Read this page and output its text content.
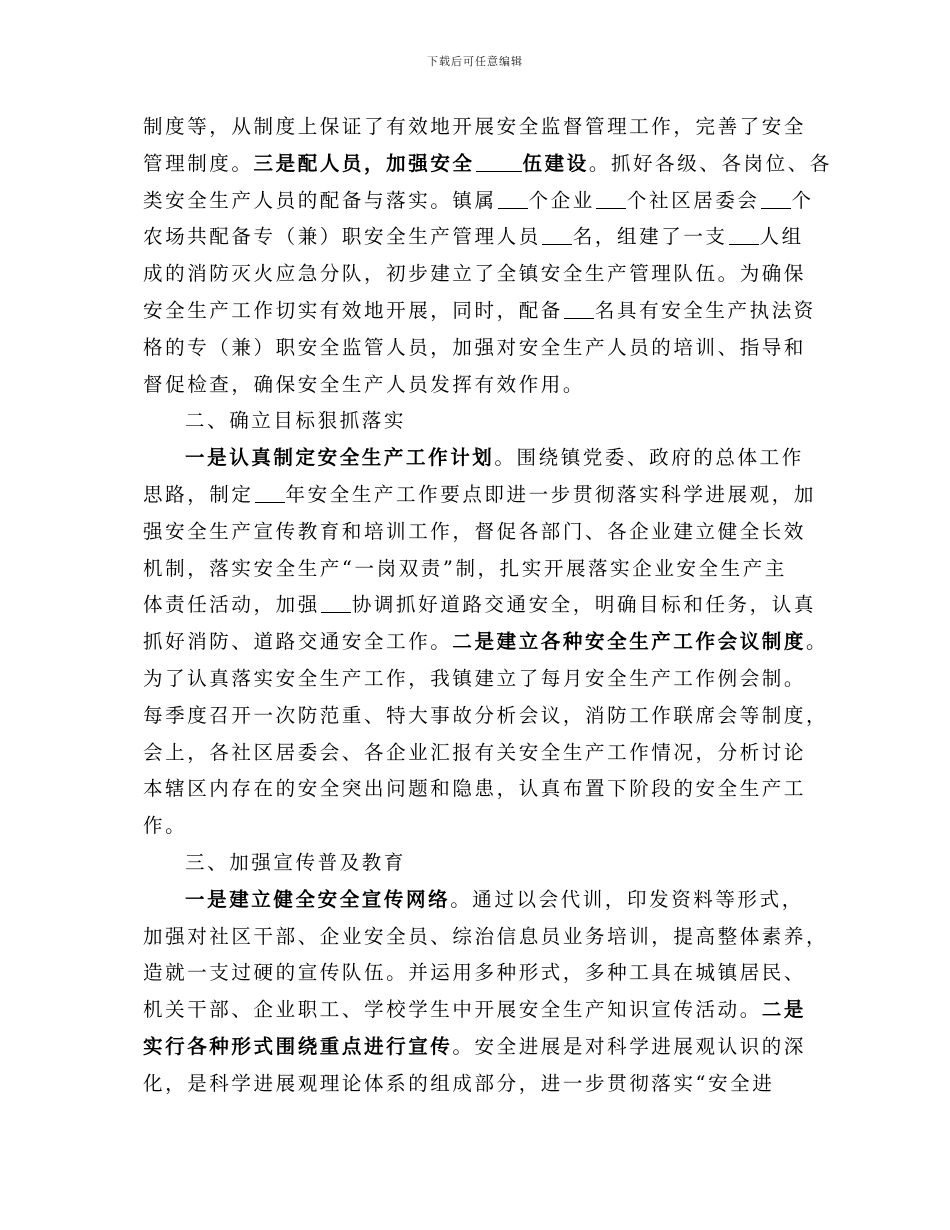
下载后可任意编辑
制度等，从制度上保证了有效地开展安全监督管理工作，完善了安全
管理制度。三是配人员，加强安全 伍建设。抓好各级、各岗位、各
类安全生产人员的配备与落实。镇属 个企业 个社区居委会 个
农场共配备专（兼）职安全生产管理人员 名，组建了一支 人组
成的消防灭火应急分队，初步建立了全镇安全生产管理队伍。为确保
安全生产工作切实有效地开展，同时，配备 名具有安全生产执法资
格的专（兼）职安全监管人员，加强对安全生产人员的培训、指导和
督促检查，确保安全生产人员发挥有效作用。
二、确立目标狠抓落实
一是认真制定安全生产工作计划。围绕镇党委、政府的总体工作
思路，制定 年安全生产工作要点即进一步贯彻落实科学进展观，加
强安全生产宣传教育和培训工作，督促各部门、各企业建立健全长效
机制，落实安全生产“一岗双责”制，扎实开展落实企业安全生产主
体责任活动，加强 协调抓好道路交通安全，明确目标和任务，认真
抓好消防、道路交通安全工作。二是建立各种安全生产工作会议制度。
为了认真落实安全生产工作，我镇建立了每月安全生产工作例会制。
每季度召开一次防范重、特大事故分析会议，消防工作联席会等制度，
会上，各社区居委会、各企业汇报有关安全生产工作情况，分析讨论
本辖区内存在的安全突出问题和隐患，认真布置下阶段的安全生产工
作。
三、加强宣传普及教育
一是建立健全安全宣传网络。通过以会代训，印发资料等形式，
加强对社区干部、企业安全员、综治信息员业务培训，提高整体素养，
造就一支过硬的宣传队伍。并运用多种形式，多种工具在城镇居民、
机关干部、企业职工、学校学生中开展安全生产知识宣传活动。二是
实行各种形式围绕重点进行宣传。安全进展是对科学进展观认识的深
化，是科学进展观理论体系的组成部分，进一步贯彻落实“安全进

################

• TASK GOAL
All of the lines above should be retyped precisely, apart from the pictures.

• ANSWER BELOW
Read this page and output its text content.
下载后可任意编辑
制度等，从制度上保证了有效地开展安全监督管理工作，完善了安全
管理制度。三是配人员，加强安全 伍建设。抓好各级、各岗位、各
类安全生产人员的配备与落实。镇属 个企业 个社区居委会 个
农场共配备专（兼）职安全生产管理人员 名，组建了一支 人组
成的消防灭火应急分队，初步建立了全镇安全生产管理队伍。为确保
安全生产工作切实有效地开展，同时，配备 名具有安全生产执法资
格的专（兼）职安全监管人员，加强对安全生产人员的培训、指导和
督促检查，确保安全生产人员发挥有效作用。
二、确立目标狠抓落实
一是认真制定安全生产工作计划。围绕镇党委、政府的总体工作
思路，制定 年安全生产工作要点即进一步贯彻落实科学进展观，加
强安全生产宣传教育和培训工作，督促各部门、各企业建立健全长效
机制，落实安全生产“一岗双责”制，扎实开展落实企业安全生产主
体责任活动，加强 协调抓好道路交通安全，明确目标和任务，认真
抓好消防、道路交通安全工作。二是建立各种安全生产工作会议制度。
为了认真落实安全生产工作，我镇建立了每月安全生产工作例会制。
每季度召开一次防范重、特大事故分析会议，消防工作联席会等制度，
会上，各社区居委会、各企业汇报有关安全生产工作情况，分析讨论
本辖区内存在的安全突出问题和隐患，认真布置下阶段的安全生产工
作。
三、加强宣传普及教育
一是建立健全安全宣传网络。通过以会代训，印发资料等形式，
加强对社区干部、企业安全员、综治信息员业务培训，提高整体素养，
造就一支过硬的宣传队伍。并运用多种形式，多种工具在城镇居民、
机关干部、企业职工、学校学生中开展安全生产知识宣传活动。二是
实行各种形式围绕重点进行宣传。安全进展是对科学进展观认识的深
化，是科学进展观理论体系的组成部分，进一步贯彻落实“安全进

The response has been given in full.